> The task: Look through the data below. Show each line where the string "this" occurs.

--- start of Task input ---

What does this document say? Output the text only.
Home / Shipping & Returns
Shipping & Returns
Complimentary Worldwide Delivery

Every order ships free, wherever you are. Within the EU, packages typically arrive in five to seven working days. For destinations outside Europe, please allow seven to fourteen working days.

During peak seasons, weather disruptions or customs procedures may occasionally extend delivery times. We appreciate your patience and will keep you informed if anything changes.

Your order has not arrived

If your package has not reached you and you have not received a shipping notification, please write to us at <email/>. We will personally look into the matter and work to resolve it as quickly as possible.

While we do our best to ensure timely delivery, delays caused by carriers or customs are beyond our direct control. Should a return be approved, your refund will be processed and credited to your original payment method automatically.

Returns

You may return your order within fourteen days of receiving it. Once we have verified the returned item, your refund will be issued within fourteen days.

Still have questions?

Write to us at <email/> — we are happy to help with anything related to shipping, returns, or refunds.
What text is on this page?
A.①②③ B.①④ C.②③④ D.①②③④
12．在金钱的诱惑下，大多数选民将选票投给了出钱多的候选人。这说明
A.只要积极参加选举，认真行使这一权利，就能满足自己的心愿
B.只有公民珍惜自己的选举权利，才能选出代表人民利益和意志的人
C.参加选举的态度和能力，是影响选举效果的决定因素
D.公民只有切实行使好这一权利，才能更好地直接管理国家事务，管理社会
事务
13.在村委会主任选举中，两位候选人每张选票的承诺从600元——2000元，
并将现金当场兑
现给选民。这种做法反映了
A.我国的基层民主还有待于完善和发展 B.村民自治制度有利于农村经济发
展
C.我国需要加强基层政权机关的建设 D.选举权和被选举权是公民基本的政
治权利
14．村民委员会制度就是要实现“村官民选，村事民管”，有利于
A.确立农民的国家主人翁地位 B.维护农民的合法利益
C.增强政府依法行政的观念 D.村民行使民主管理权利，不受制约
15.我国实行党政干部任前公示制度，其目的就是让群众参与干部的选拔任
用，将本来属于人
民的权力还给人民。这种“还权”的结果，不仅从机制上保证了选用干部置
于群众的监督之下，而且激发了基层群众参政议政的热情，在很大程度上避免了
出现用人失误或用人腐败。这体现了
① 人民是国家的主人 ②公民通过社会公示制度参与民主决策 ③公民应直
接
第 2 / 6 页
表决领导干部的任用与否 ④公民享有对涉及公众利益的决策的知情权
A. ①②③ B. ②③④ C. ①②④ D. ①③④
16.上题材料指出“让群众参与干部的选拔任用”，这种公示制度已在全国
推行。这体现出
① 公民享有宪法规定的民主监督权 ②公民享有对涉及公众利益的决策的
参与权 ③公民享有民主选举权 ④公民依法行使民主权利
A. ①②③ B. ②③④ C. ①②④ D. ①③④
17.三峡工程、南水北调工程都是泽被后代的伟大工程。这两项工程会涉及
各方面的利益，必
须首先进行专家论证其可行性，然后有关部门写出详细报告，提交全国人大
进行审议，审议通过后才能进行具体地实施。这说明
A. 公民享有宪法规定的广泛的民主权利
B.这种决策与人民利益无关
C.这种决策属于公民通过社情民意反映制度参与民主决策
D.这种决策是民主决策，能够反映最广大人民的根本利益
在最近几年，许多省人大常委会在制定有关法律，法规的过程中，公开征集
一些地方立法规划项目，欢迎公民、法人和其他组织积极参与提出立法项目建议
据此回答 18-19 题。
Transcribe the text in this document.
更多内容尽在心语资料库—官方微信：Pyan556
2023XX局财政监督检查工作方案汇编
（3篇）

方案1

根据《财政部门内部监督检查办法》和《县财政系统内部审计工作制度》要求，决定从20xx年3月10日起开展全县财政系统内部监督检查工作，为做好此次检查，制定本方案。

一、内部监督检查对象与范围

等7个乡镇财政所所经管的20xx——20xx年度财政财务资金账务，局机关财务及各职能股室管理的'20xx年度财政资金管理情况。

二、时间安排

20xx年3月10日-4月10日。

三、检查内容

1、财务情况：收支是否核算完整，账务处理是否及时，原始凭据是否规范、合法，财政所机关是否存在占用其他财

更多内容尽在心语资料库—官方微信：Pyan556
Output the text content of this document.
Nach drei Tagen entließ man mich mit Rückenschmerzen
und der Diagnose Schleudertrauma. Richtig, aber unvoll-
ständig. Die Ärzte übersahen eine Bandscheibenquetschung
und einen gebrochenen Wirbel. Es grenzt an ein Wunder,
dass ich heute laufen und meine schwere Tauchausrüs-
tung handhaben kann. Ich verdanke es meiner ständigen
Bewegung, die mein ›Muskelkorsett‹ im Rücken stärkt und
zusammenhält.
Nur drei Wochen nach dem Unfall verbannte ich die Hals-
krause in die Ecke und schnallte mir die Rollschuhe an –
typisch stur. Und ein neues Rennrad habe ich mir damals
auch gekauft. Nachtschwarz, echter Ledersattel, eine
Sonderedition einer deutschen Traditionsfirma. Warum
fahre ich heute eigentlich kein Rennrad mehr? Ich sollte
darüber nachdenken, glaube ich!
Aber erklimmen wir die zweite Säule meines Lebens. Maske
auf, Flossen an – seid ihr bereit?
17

--- end of Task input ---

> Worked solution:
What does this document say? Output the text only.
What text is on this page?
Transcribe the text in this document.
Output the text content of this document.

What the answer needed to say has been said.